Stored items from a collection
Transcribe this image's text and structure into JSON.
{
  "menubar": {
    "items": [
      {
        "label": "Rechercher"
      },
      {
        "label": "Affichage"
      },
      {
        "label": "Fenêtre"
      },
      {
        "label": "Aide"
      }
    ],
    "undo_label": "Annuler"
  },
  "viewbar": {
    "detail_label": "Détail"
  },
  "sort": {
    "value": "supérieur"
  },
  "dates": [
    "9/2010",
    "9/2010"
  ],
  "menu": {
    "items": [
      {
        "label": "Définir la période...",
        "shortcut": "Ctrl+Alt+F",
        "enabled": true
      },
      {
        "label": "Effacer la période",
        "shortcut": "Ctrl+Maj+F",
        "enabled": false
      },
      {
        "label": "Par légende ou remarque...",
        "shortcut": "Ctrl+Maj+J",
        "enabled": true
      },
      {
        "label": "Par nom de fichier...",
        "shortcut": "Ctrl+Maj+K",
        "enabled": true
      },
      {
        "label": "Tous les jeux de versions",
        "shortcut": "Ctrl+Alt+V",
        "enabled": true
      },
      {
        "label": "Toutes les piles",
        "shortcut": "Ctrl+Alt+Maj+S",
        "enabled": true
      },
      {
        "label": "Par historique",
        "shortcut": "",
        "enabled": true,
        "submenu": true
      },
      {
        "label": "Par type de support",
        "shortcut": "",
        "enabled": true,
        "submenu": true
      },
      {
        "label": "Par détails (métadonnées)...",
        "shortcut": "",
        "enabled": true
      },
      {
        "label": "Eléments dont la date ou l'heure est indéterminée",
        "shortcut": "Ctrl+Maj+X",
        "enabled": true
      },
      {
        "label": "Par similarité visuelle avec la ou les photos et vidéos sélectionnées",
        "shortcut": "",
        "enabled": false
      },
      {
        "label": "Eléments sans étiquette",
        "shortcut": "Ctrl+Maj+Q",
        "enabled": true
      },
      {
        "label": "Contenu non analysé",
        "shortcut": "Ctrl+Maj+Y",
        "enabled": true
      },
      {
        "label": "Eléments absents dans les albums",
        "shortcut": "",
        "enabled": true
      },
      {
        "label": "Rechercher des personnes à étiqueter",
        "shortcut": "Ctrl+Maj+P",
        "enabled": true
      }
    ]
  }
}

Job:
What is the number of lines that contain "période"? Reply with that number alone.

Solution to this exercise:
2